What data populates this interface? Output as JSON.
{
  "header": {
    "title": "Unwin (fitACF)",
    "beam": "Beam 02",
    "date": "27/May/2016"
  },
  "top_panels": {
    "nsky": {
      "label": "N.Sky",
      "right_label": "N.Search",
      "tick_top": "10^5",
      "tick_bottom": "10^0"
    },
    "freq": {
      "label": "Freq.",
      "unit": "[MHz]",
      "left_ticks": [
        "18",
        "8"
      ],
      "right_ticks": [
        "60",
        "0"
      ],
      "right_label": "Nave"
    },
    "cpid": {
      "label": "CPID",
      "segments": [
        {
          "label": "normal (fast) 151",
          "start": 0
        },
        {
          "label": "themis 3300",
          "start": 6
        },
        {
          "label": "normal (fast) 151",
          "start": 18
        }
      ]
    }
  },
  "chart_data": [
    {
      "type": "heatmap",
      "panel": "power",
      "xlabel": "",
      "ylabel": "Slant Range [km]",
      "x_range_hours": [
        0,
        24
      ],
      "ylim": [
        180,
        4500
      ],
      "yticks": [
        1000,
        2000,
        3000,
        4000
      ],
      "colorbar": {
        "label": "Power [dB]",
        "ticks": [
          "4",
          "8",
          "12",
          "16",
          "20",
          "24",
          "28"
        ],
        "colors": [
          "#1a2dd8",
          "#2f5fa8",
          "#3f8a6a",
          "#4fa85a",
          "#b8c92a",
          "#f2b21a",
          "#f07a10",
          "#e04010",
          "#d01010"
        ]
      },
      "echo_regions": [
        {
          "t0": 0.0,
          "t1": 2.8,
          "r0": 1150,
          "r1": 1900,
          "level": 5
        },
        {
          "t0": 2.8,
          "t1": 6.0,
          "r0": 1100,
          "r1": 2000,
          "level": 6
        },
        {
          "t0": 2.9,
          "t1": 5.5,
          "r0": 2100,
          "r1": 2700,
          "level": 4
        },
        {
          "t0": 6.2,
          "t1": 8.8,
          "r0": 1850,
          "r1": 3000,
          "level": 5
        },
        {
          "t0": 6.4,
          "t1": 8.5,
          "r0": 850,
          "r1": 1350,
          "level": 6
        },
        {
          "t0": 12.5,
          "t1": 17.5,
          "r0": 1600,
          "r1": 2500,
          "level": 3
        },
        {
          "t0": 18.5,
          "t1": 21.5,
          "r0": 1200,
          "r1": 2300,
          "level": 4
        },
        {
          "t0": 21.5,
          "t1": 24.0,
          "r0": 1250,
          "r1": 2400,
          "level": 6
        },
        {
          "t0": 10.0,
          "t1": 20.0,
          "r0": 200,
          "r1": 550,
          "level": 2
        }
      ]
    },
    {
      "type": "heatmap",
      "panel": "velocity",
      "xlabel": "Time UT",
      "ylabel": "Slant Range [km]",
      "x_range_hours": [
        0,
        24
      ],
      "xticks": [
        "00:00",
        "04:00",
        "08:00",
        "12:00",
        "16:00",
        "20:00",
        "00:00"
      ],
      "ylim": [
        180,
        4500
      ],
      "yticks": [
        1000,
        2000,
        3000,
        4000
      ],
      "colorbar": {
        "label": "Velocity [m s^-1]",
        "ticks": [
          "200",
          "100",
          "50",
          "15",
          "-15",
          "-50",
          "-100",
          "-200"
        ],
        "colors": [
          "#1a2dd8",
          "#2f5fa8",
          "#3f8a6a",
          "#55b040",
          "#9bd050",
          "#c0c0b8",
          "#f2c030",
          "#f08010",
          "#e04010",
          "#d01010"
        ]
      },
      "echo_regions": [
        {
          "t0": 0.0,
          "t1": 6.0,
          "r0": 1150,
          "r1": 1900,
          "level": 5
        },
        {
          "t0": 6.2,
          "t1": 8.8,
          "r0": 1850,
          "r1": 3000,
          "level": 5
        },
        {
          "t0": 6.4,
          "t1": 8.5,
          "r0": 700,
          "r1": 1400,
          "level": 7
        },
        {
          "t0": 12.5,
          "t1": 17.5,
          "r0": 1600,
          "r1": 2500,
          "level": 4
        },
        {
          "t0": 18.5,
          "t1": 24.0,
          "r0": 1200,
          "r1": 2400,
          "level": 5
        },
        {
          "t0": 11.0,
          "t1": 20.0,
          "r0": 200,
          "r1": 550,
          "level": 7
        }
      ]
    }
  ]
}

### Instructions for the task
Your task is to repeat every line exactly.

### Expected answer
What data populates this interface? Output as JSON.
{
  "header": {
    "title": "Unwin (fitACF)",
    "beam": "Beam 02",
    "date": "27/May/2016"
  },
  "top_panels": {
    "nsky": {
      "label": "N.Sky",
      "right_label": "N.Search",
      "tick_top": "10^5",
      "tick_bottom": "10^0"
    },
    "freq": {
      "label": "Freq.",
      "unit": "[MHz]",
      "left_ticks": [
        "18",
        "8"
      ],
      "right_ticks": [
        "60",
        "0"
      ],
      "right_label": "Nave"
    },
    "cpid": {
      "label": "CPID",
      "segments": [
        {
          "label": "normal (fast) 151",
          "start": 0
        },
        {
          "label": "themis 3300",
          "start": 6
        },
        {
          "label": "normal (fast) 151",
          "start": 18
        }
      ]
    }
  },
  "chart_data": [
    {
      "type": "heatmap",
      "panel": "power",
      "xlabel": "",
      "ylabel": "Slant Range [km]",
      "x_range_hours": [
        0,
        24
      ],
      "ylim": [
        180,
        4500
      ],
      "yticks": [
        1000,
        2000,
        3000,
        4000
      ],
      "colorbar": {
        "label": "Power [dB]",
        "ticks": [
          "4",
          "8",
          "12",
          "16",
          "20",
          "24",
          "28"
        ],
        "colors": [
          "#1a2dd8",
          "#2f5fa8",
          "#3f8a6a",
          "#4fa85a",
          "#b8c92a",
          "#f2b21a",
          "#f07a10",
          "#e04010",
          "#d01010"
        ]
      },
      "echo_regions": [
        {
          "t0": 0.0,
          "t1": 2.8,
          "r0": 1150,
          "r1": 1900,
          "level": 5
        },
        {
          "t0": 2.8,
          "t1": 6.0,
          "r0": 1100,
          "r1": 2000,
          "level": 6
        },
        {
          "t0": 2.9,
          "t1": 5.5,
          "r0": 2100,
          "r1": 2700,
          "level": 4
        },
        {
          "t0": 6.2,
          "t1": 8.8,
          "r0": 1850,
          "r1": 3000,
          "level": 5
        },
        {
          "t0": 6.4,
          "t1": 8.5,
          "r0": 850,
          "r1": 1350,
          "level": 6
        },
        {
          "t0": 12.5,
          "t1": 17.5,
          "r0": 1600,
          "r1": 2500,
          "level": 3
        },
        {
          "t0": 18.5,
          "t1": 21.5,
          "r0": 1200,
          "r1": 2300,
          "level": 4
        },
        {
          "t0": 21.5,
          "t1": 24.0,
          "r0": 1250,
          "r1": 2400,
          "level": 6
        },
        {
          "t0": 10.0,
          "t1": 20.0,
          "r0": 200,
          "r1": 550,
          "level": 2
        }
      ]
    },
    {
      "type": "heatmap",
      "panel": "velocity",
      "xlabel": "Time UT",
      "ylabel": "Slant Range [km]",
      "x_range_hours": [
        0,
        24
      ],
      "xticks": [
        "00:00",
        "04:00",
        "08:00",
        "12:00",
        "16:00",
        "20:00",
        "00:00"
      ],
      "ylim": [
        180,
        4500
      ],
      "yticks": [
        1000,
        2000,
        3000,
        4000
      ],
      "colorbar": {
        "label": "Velocity [m s^-1]",
        "ticks": [
          "200",
          "100",
          "50",
          "15",
          "-15",
          "-50",
          "-100",
          "-200"
        ],
        "colors": [
          "#1a2dd8",
          "#2f5fa8",
          "#3f8a6a",
          "#55b040",
          "#9bd050",
          "#c0c0b8",
          "#f2c030",
          "#f08010",
          "#e04010",
          "#d01010"
        ]
      },
      "echo_regions": [
        {
          "t0": 0.0,
          "t1": 6.0,
          "r0": 1150,
          "r1": 1900,
          "level": 5
        },
        {
          "t0": 6.2,
          "t1": 8.8,
          "r0": 1850,
          "r1": 3000,
          "level": 5
        },
        {
          "t0": 6.4,
          "t1": 8.5,
          "r0": 700,
          "r1": 1400,
          "level": 7
        },
        {
          "t0": 12.5,
          "t1": 17.5,
          "r0": 1600,
          "r1": 2500,
          "level": 4
        },
        {
          "t0": 18.5,
          "t1": 24.0,
          "r0": 1200,
          "r1": 2400,
          "level": 5
        },
        {
          "t0": 11.0,
          "t1": 20.0,
          "r0": 200,
          "r1": 550,
          "level": 7
        }
      ]
    }
  ]
}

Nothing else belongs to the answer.